PROBLEM REQUIREMENTS: Gather, from the data below, each line in which the word "JSON" occurs.

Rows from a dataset
# # #

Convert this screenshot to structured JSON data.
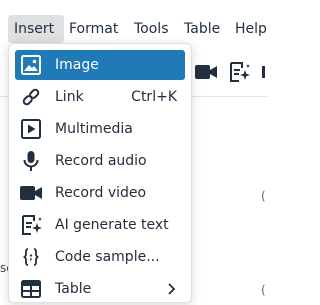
{
  "menubar": {
    "items": [
      {
        "label": "Insert",
        "active": true
      },
      {
        "label": "Format"
      },
      {
        "label": "Tools"
      },
      {
        "label": "Table"
      },
      {
        "label": "Help"
      }
    ]
  },
  "toolbar": {
    "icons": [
      "record-video-icon",
      "ai-generate-text-icon"
    ]
  },
  "insert_menu": {
    "items": [
      {
        "label": "Image",
        "icon": "image-icon",
        "selected": true
      },
      {
        "label": "Link",
        "icon": "link-icon",
        "shortcut": "Ctrl+K"
      },
      {
        "label": "Multimedia",
        "icon": "multimedia-icon"
      },
      {
        "label": "Record audio",
        "icon": "microphone-icon"
      },
      {
        "label": "Record video",
        "icon": "video-camera-icon"
      },
      {
        "label": "AI generate text",
        "icon": "ai-generate-text-icon"
      },
      {
        "label": "Code sample...",
        "icon": "code-sample-icon"
      },
      {
        "label": "Table",
        "icon": "table-icon",
        "submenu": true
      }
    ]
  },
  "background": {
    "editor_text_fragment": "sc",
    "right_glyph_1": "(",
    "right_glyph_2": "("
  },
  "colors": {
    "accent": "#207ab7",
    "active_menubar_bg": "#dee0e2",
    "text": "#222f3e"
  }
}
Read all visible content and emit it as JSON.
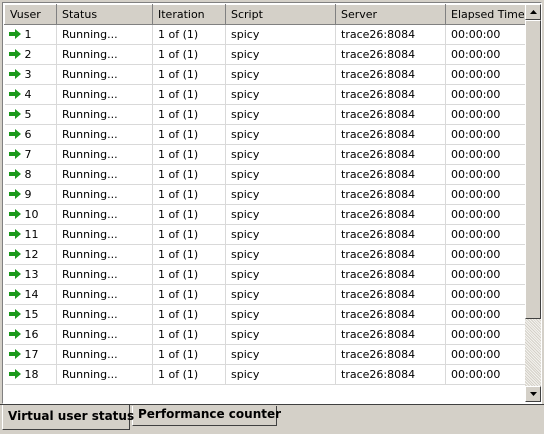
{
  "grid": {
    "columns": [
      "Vuser",
      "Status",
      "Iteration",
      "Script",
      "Server",
      "Elapsed Time"
    ],
    "rows": [
      {
        "vuser": "1",
        "status": "Running...",
        "iteration": "1 of (1)",
        "script": "spicy",
        "server": "trace26:8084",
        "elapsed": "00:00:00"
      },
      {
        "vuser": "2",
        "status": "Running...",
        "iteration": "1 of (1)",
        "script": "spicy",
        "server": "trace26:8084",
        "elapsed": "00:00:00"
      },
      {
        "vuser": "3",
        "status": "Running...",
        "iteration": "1 of (1)",
        "script": "spicy",
        "server": "trace26:8084",
        "elapsed": "00:00:00"
      },
      {
        "vuser": "4",
        "status": "Running...",
        "iteration": "1 of (1)",
        "script": "spicy",
        "server": "trace26:8084",
        "elapsed": "00:00:00"
      },
      {
        "vuser": "5",
        "status": "Running...",
        "iteration": "1 of (1)",
        "script": "spicy",
        "server": "trace26:8084",
        "elapsed": "00:00:00"
      },
      {
        "vuser": "6",
        "status": "Running...",
        "iteration": "1 of (1)",
        "script": "spicy",
        "server": "trace26:8084",
        "elapsed": "00:00:00"
      },
      {
        "vuser": "7",
        "status": "Running...",
        "iteration": "1 of (1)",
        "script": "spicy",
        "server": "trace26:8084",
        "elapsed": "00:00:00"
      },
      {
        "vuser": "8",
        "status": "Running...",
        "iteration": "1 of (1)",
        "script": "spicy",
        "server": "trace26:8084",
        "elapsed": "00:00:00"
      },
      {
        "vuser": "9",
        "status": "Running...",
        "iteration": "1 of (1)",
        "script": "spicy",
        "server": "trace26:8084",
        "elapsed": "00:00:00"
      },
      {
        "vuser": "10",
        "status": "Running...",
        "iteration": "1 of (1)",
        "script": "spicy",
        "server": "trace26:8084",
        "elapsed": "00:00:00"
      },
      {
        "vuser": "11",
        "status": "Running...",
        "iteration": "1 of (1)",
        "script": "spicy",
        "server": "trace26:8084",
        "elapsed": "00:00:00"
      },
      {
        "vuser": "12",
        "status": "Running...",
        "iteration": "1 of (1)",
        "script": "spicy",
        "server": "trace26:8084",
        "elapsed": "00:00:00"
      },
      {
        "vuser": "13",
        "status": "Running...",
        "iteration": "1 of (1)",
        "script": "spicy",
        "server": "trace26:8084",
        "elapsed": "00:00:00"
      },
      {
        "vuser": "14",
        "status": "Running...",
        "iteration": "1 of (1)",
        "script": "spicy",
        "server": "trace26:8084",
        "elapsed": "00:00:00"
      },
      {
        "vuser": "15",
        "status": "Running...",
        "iteration": "1 of (1)",
        "script": "spicy",
        "server": "trace26:8084",
        "elapsed": "00:00:00"
      },
      {
        "vuser": "16",
        "status": "Running...",
        "iteration": "1 of (1)",
        "script": "spicy",
        "server": "trace26:8084",
        "elapsed": "00:00:00"
      },
      {
        "vuser": "17",
        "status": "Running...",
        "iteration": "1 of (1)",
        "script": "spicy",
        "server": "trace26:8084",
        "elapsed": "00:00:00"
      },
      {
        "vuser": "18",
        "status": "Running...",
        "iteration": "1 of (1)",
        "script": "spicy",
        "server": "trace26:8084",
        "elapsed": "00:00:00"
      }
    ],
    "row_icon": "green-arrow-right-icon",
    "icon_color": "#1a9a1a"
  },
  "tabs": {
    "active_label": "Virtual user status",
    "inactive_label": "Performance counter"
  }
}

# # #

IN RESPONSE:
Convert this screenshot to structured JSON data.
Read all visible content and emit it as JSON.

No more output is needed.